Given task: Only the pictures stay out; every record is to be quoted exactly.

Exercise materials:
** start **
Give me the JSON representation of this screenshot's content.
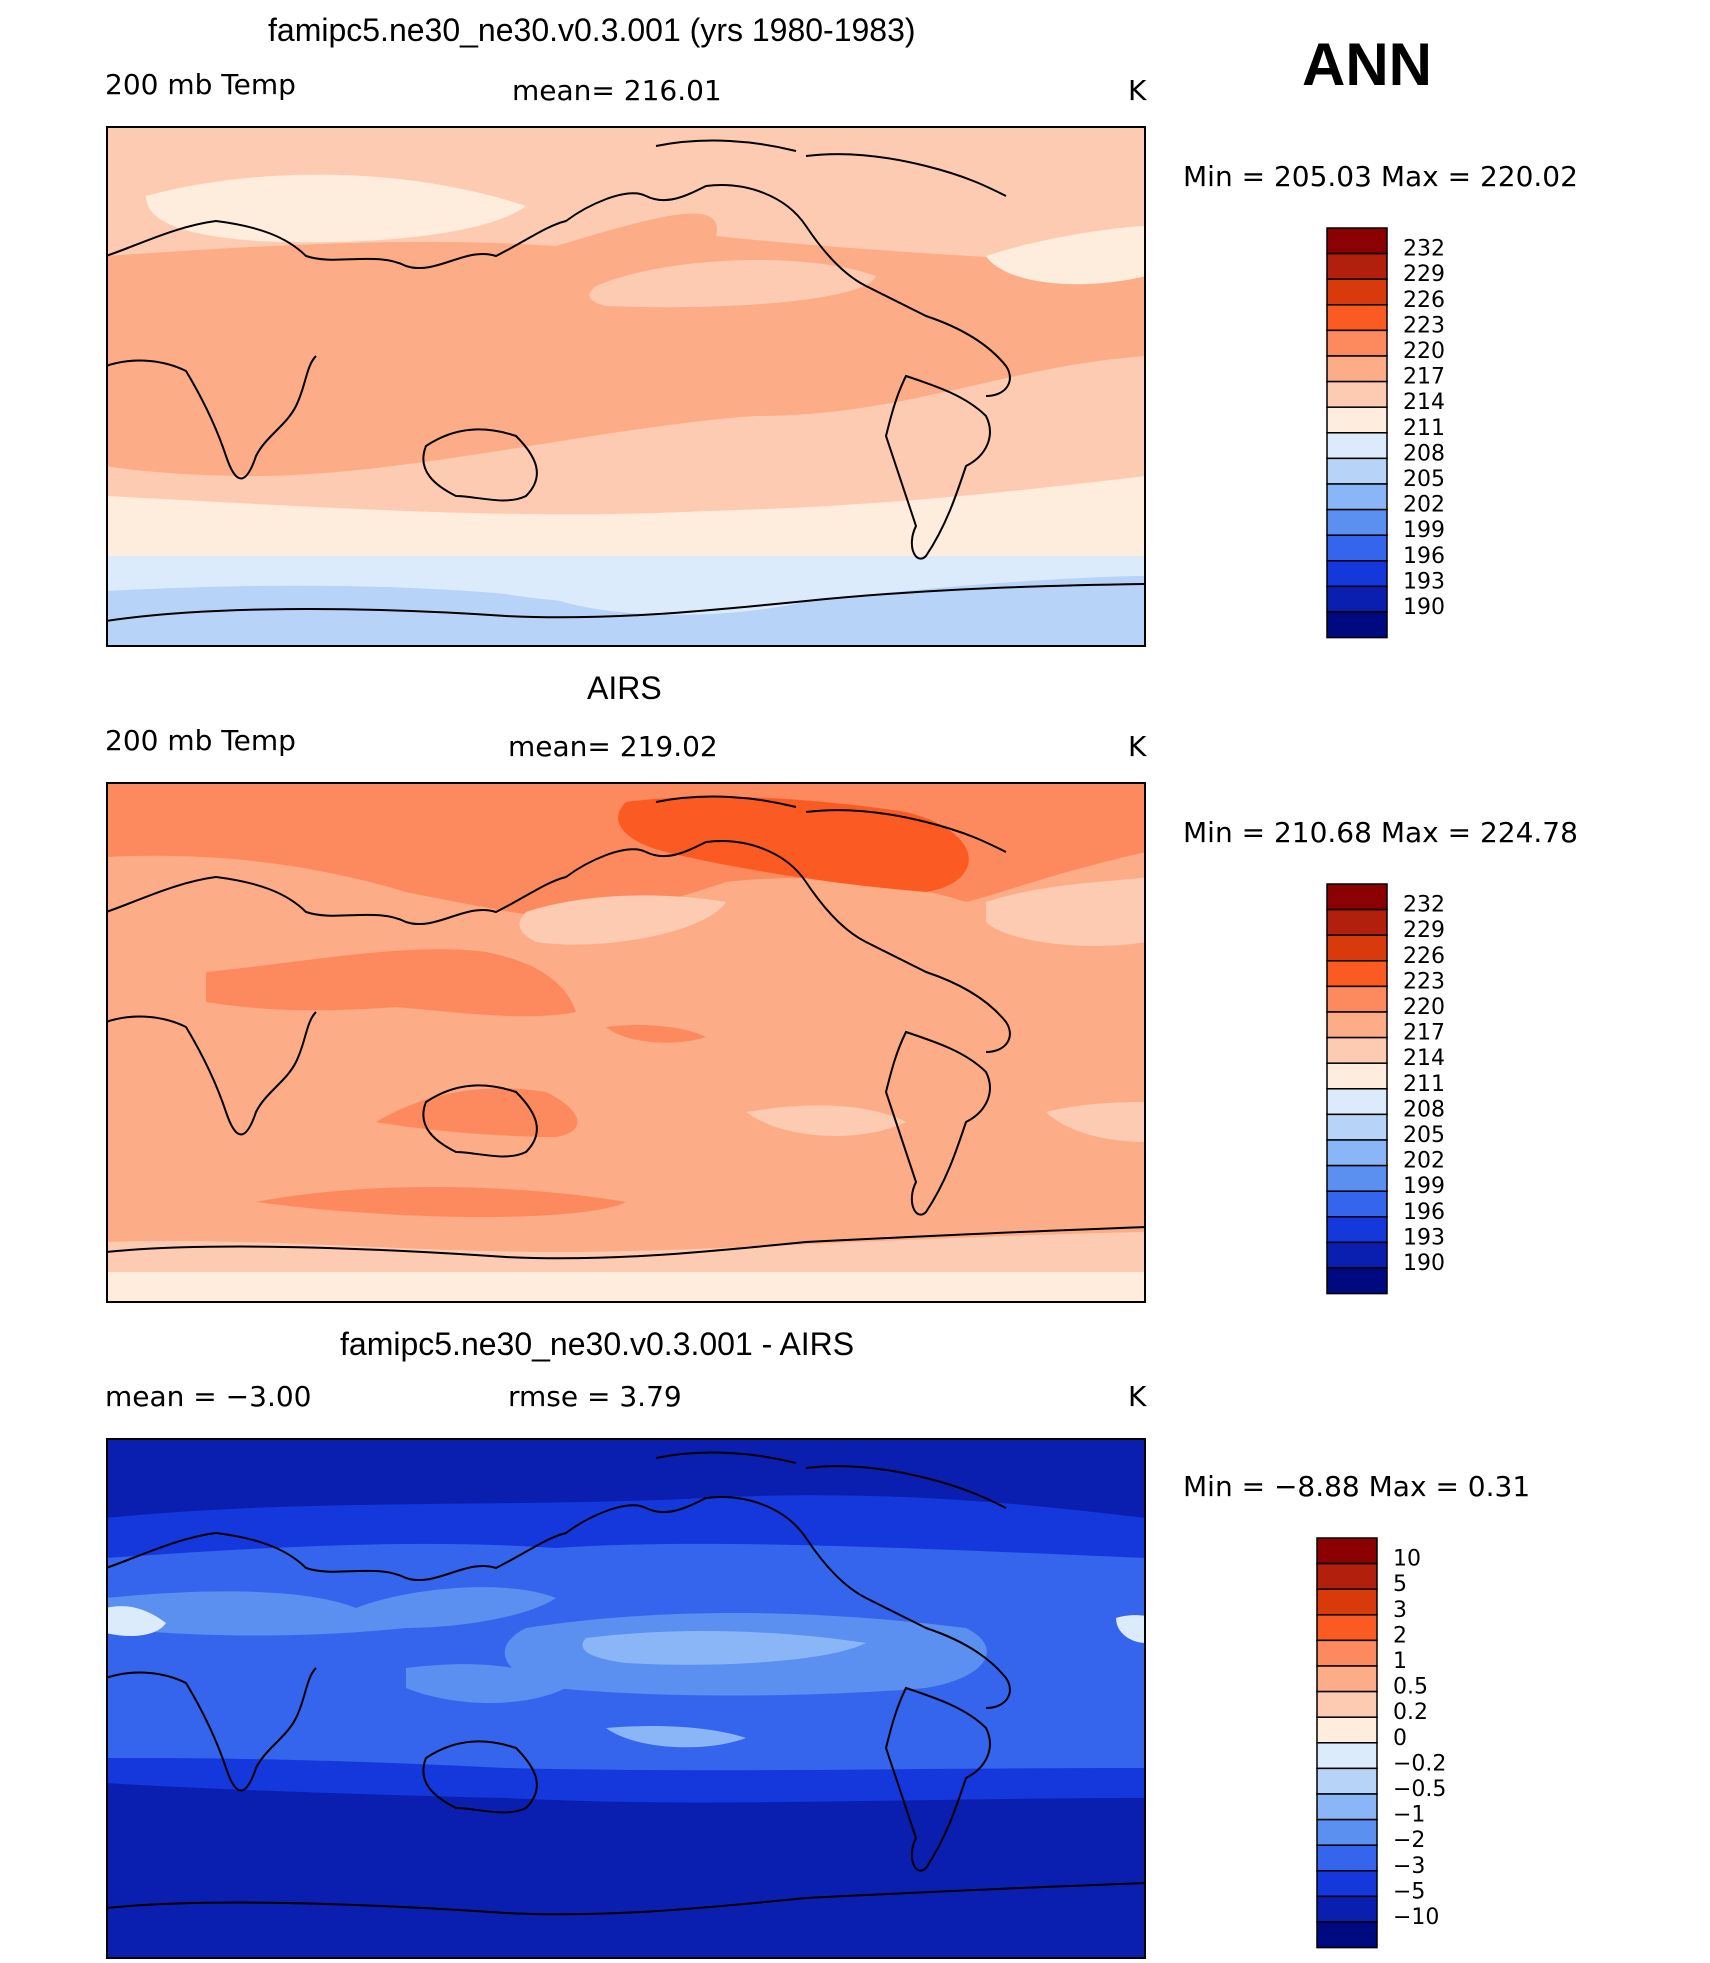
{
  "season": "ANN",
  "panels": [
    {
      "title": "famipc5.ne30_ne30.v0.3.001 (yrs 1980-1983)",
      "left": "200 mb Temp",
      "center": "mean= 216.01",
      "units": "K",
      "range": "Min  =  205.03  Max  =  220.02"
    },
    {
      "title": "AIRS",
      "left": "200 mb Temp",
      "center": "mean= 219.02",
      "units": "K",
      "range": "Min  =  210.68  Max  =  224.78"
    },
    {
      "title": "famipc5.ne30_ne30.v0.3.001 - AIRS",
      "left": "mean  =    −3.00",
      "center": "rmse  =     3.79",
      "units": "K",
      "range": "Min  =    −8.88  Max  =     0.31"
    }
  ],
  "colorbars": {
    "temp": {
      "labels": [
        "232",
        "229",
        "226",
        "223",
        "220",
        "217",
        "214",
        "211",
        "208",
        "205",
        "202",
        "199",
        "196",
        "193",
        "190"
      ],
      "colors": [
        "#8b0000",
        "#b2200d",
        "#d83a0b",
        "#fb5a22",
        "#fc8a5e",
        "#fcac86",
        "#fdcbb2",
        "#feecdd",
        "#dcebfb",
        "#b8d3f8",
        "#8ab5f6",
        "#5b8ff0",
        "#3565ec",
        "#1438dc",
        "#0a1fb0",
        "#000a80"
      ]
    },
    "diff": {
      "labels": [
        "10",
        "5",
        "3",
        "2",
        "1",
        "0.5",
        "0.2",
        "0",
        "−0.2",
        "−0.5",
        "−1",
        "−2",
        "−3",
        "−5",
        "−10"
      ],
      "colors": [
        "#8b0000",
        "#b2200d",
        "#d83a0b",
        "#fb5a22",
        "#fc8a5e",
        "#fcac86",
        "#fdcbb2",
        "#feecdd",
        "#dcebfb",
        "#b8d3f8",
        "#8ab5f6",
        "#5b8ff0",
        "#3565ec",
        "#1438dc",
        "#0a1fb0",
        "#000a80"
      ]
    }
  }
}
** end **
Answer to this task:
Give me the JSON representation of this screenshot's content.
{
  "season": "ANN",
  "panels": [
    {
      "title": "famipc5.ne30_ne30.v0.3.001 (yrs 1980-1983)",
      "left": "200 mb Temp",
      "center": "mean= 216.01",
      "units": "K",
      "range": "Min  =  205.03  Max  =  220.02"
    },
    {
      "title": "AIRS",
      "left": "200 mb Temp",
      "center": "mean= 219.02",
      "units": "K",
      "range": "Min  =  210.68  Max  =  224.78"
    },
    {
      "title": "famipc5.ne30_ne30.v0.3.001 - AIRS",
      "left": "mean  =    −3.00",
      "center": "rmse  =     3.79",
      "units": "K",
      "range": "Min  =    −8.88  Max  =     0.31"
    }
  ],
  "colorbars": {
    "temp": {
      "labels": [
        "232",
        "229",
        "226",
        "223",
        "220",
        "217",
        "214",
        "211",
        "208",
        "205",
        "202",
        "199",
        "196",
        "193",
        "190"
      ],
      "colors": [
        "#8b0000",
        "#b2200d",
        "#d83a0b",
        "#fb5a22",
        "#fc8a5e",
        "#fcac86",
        "#fdcbb2",
        "#feecdd",
        "#dcebfb",
        "#b8d3f8",
        "#8ab5f6",
        "#5b8ff0",
        "#3565ec",
        "#1438dc",
        "#0a1fb0",
        "#000a80"
      ]
    },
    "diff": {
      "labels": [
        "10",
        "5",
        "3",
        "2",
        "1",
        "0.5",
        "0.2",
        "0",
        "−0.2",
        "−0.5",
        "−1",
        "−2",
        "−3",
        "−5",
        "−10"
      ],
      "colors": [
        "#8b0000",
        "#b2200d",
        "#d83a0b",
        "#fb5a22",
        "#fc8a5e",
        "#fcac86",
        "#fdcbb2",
        "#feecdd",
        "#dcebfb",
        "#b8d3f8",
        "#8ab5f6",
        "#5b8ff0",
        "#3565ec",
        "#1438dc",
        "#0a1fb0",
        "#000a80"
      ]
    }
  }
}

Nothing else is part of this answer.